# [A TAREFA]
No texto, reescreva o trecho que começa em "Há mais desafios" e termina em "equídeos, rua fora.", trocando "lixo" por "entulho".

# [TEXTO APRESENTADO]
- - - -
Atualmente são 16 mil recenseados na freguesia de Belém, que assiste a uma forte "terciarização", sublinha. As grandes vivendas que o debruam, com vistas privilegiadas, ou são já embaixadas ou estão a ser vendidas pelos poucos privados que ainda ali se mantêm para empresas: "Quem é que tem dinheiro para ter uma casa daquele tamanho? Já viu a quantidade de empregados...?" Mas apesar do fausto que a zona monumental ou o bairro das vivendas pode sugerir, também se depara com problemas sociais. E há seis anos criou um cartão solidário, para famílias carenciadas. Atualmente são 340 as que beneficiam desde cartão, que tem um plafond que lhes permite fazer compras no supermercado, sem grande alarido. Os cabazes solidários enchiam casas minúsculas, às vezes passavam de prazo, e com o cartão as famílias compram bens essenciais de acordo com as necessidades, diz o autarca - que para arranjar financiamento para o cartão cortou nas iluminações de Natal.
Há mais desafios para a freguesia banhada de turismo. O lixo é um deles. Fernando Rosa reconhece-o e assegura que está a tentar melhorar. A verdade é que em dois dias encontrámos uma máquina de lavar roupa numa esquina, um televisor noutra, e um contentor de obras cheio de lixo mesmo em frente à Torre de Belém. "Devem ser restos do Rock in Rio." Mas também assistimos à passagem dos cavalos da GNR que participaram na cerimónia da apresentação das credenciais dos novos embaixadores no Palácio de Belém, cujo cortejo terminava com o carrinho de higiene urbana da junta a sugar os dejetos dos equídeos, rua fora.
Longe desta confusão está o artista plástico Xavier Almeida. Inaugurou uma exposição no Porto, razão pela qual o ateliê Bardo, no Largo Figueiredo, está meio despido. É um espaço de criação que partilha com Diana Policarpo, que acaba de ser distinguida com o prémio Novos Artistas da Fundação EDP. Herdaram-no de Marko Righo, fotógrafo e realizador, que se fixou em Londres. Xavier estudou Arquitetura mas o seu caminho acabaria por se desenhar nas artes plásticas (pintura e BD). Em novembro o discreto ateliê vai estar aberto ao público, na Lisbon Art Week.
- - - -
# [DADOS FORNECIDOS]
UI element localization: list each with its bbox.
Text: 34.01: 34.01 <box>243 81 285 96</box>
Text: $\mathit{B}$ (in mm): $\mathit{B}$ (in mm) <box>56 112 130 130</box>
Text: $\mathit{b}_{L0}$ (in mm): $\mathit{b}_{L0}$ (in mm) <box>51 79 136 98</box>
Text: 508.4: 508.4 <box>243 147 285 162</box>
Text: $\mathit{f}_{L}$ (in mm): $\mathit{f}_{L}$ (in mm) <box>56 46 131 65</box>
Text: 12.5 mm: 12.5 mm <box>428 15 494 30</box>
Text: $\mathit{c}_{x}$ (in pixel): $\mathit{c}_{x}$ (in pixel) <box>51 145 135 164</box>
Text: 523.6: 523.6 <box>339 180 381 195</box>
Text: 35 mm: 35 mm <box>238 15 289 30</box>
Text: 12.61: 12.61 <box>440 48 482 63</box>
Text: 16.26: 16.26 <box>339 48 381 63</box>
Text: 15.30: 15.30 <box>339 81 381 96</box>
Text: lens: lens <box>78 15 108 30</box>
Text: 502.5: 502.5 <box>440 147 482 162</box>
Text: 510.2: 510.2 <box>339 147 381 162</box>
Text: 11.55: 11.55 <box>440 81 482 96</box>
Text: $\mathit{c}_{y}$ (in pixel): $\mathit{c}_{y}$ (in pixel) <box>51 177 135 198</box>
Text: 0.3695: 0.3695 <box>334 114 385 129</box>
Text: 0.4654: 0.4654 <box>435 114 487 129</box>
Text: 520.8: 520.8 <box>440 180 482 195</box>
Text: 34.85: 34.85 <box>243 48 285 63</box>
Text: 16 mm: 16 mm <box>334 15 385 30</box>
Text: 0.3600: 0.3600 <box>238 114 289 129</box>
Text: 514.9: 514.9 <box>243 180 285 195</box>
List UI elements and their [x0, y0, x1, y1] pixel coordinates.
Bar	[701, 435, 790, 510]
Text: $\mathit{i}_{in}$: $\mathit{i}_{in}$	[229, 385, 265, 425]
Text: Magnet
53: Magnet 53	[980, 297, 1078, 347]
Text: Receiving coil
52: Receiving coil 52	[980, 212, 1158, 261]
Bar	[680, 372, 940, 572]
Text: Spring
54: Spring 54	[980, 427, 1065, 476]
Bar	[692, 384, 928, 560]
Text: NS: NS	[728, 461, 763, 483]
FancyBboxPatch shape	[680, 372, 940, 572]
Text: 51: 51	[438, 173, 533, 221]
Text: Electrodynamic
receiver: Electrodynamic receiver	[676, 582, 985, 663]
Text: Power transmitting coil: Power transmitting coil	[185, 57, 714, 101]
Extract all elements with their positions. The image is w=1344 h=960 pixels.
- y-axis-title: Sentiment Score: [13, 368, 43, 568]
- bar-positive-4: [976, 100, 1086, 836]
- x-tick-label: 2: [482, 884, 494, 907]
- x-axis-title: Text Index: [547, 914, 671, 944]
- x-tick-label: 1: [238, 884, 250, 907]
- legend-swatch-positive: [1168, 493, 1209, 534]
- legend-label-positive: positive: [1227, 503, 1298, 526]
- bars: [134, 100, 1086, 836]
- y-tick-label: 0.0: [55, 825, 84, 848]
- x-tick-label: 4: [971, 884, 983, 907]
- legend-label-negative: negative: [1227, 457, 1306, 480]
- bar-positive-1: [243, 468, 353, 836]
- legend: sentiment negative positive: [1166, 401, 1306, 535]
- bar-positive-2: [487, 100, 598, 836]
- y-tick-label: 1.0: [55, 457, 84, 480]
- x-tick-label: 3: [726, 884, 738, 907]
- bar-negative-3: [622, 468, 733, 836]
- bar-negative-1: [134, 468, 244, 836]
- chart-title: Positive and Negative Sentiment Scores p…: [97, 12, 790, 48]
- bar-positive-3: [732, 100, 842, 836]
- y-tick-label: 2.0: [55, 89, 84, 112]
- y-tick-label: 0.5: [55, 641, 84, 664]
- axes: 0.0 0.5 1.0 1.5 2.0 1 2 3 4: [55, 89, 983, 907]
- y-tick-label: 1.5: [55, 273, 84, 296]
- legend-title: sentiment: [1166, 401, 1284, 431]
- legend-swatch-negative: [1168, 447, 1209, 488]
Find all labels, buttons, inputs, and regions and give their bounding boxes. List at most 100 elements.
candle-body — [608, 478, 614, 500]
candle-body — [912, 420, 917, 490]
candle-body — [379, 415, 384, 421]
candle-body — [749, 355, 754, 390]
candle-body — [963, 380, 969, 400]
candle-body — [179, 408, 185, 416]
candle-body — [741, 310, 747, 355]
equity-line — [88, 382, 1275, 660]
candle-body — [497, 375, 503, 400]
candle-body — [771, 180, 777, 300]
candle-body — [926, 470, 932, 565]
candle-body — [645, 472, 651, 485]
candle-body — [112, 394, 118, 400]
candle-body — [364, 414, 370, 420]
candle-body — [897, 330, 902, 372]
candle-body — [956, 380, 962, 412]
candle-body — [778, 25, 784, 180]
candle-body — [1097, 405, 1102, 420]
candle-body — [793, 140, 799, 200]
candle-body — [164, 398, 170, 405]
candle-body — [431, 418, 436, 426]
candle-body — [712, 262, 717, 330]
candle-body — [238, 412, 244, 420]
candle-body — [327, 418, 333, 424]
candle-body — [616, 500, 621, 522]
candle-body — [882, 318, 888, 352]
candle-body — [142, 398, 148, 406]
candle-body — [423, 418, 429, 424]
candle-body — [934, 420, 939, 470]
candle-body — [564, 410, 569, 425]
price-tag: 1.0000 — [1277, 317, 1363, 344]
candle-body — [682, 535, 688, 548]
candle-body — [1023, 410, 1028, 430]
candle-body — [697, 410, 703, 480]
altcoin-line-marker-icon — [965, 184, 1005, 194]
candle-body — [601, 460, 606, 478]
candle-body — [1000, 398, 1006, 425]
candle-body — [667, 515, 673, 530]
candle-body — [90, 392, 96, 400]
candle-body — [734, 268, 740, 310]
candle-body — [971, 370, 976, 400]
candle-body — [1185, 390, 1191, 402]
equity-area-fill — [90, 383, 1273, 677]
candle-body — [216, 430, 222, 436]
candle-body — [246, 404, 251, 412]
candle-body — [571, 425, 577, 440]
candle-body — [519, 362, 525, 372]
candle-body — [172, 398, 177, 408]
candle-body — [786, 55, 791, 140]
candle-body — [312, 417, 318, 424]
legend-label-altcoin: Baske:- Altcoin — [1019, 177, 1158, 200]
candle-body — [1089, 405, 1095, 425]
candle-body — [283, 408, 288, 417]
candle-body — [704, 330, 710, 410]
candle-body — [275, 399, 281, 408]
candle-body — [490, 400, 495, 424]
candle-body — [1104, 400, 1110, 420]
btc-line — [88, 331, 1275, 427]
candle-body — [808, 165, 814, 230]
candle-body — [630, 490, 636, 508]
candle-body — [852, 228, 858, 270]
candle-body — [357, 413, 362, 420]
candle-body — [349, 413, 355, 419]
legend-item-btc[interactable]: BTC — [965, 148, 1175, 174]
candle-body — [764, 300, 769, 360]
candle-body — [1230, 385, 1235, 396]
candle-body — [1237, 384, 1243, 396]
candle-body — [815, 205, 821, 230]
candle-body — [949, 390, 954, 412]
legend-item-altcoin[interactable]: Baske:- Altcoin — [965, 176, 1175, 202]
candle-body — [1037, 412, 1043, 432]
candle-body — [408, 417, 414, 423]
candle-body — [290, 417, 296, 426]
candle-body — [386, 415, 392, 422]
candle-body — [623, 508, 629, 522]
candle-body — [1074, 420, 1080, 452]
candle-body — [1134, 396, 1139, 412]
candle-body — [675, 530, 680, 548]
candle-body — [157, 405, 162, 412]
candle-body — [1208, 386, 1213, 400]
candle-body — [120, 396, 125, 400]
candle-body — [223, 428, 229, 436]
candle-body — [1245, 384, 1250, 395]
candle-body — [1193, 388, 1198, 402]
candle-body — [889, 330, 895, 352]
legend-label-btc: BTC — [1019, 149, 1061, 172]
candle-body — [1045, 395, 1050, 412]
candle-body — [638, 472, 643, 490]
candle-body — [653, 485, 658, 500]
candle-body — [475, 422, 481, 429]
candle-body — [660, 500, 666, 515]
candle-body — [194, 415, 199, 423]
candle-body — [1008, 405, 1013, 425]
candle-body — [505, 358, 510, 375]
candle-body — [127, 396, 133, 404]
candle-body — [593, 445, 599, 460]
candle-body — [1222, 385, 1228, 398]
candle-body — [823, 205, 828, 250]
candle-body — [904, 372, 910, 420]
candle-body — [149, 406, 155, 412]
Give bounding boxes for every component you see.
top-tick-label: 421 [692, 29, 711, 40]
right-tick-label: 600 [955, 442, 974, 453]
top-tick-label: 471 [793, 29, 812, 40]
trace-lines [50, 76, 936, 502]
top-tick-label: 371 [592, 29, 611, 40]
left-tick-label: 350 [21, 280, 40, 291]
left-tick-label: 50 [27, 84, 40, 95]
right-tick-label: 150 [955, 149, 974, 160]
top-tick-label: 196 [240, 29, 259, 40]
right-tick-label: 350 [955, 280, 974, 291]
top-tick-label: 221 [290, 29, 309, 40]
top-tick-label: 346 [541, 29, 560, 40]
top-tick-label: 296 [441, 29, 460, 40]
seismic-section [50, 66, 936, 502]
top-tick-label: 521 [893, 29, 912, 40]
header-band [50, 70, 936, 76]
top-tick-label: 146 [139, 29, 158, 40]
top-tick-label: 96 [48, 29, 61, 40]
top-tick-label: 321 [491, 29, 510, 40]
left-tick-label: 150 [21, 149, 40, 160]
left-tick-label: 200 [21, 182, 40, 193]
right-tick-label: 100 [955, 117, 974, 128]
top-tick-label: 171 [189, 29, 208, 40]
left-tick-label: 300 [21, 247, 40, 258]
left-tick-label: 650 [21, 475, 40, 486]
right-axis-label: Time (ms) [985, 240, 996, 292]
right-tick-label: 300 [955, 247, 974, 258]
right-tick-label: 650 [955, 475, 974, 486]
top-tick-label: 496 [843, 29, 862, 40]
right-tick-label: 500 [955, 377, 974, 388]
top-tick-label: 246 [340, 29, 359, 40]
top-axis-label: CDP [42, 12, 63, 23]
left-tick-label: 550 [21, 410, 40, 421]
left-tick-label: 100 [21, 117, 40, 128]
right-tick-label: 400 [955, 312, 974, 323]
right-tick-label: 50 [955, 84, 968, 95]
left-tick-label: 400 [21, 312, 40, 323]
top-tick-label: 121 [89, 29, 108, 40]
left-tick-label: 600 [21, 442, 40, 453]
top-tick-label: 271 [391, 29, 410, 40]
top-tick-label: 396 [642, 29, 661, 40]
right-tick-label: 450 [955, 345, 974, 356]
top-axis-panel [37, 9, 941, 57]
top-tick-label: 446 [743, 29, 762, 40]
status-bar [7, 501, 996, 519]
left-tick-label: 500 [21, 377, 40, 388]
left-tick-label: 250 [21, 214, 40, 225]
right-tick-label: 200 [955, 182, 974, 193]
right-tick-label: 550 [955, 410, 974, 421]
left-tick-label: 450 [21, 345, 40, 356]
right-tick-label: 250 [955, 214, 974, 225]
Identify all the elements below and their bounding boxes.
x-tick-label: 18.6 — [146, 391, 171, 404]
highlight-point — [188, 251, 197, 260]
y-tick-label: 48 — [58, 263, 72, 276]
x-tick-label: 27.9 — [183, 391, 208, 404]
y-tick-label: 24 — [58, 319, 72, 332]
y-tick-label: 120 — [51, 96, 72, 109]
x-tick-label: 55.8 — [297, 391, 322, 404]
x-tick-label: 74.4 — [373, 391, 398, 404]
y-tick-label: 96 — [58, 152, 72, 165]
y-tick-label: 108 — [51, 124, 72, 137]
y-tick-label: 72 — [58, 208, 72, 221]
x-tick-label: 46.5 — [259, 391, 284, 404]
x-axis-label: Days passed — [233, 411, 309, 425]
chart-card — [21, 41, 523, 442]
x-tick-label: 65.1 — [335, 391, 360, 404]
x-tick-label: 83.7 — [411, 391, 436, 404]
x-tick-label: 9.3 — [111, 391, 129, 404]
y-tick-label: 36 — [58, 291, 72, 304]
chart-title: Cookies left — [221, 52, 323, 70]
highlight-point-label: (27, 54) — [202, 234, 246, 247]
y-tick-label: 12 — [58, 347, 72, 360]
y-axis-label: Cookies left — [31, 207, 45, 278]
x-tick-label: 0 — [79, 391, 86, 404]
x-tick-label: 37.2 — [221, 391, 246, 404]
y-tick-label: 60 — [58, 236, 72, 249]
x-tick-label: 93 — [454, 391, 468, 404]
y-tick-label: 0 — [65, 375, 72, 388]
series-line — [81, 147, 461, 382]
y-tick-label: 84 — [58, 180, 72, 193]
- - - -
# [A SUA SOLUÇÃO]
Há mais desafios para a freguesia banhada de turismo. O entulho é um deles. Fernando Rosa reconhece-o e assegura que está a tentar melhorar. A verdade é que em dois dias encontrámos uma máquina de lavar roupa numa esquina, um televisor noutra, e um contentor de obras cheio de entulho mesmo em frente à Torre de Belém. "Devem ser restos do Rock in Rio." Mas também assistimos à passagem dos cavalos da GNR que participaram na cerimónia da apresentação das credenciais dos novos embaixadores no Palácio de Belém, cujo cortejo terminava com o carrinho de higiene urbana da junta a sugar os dejetos dos equídeos, rua fora.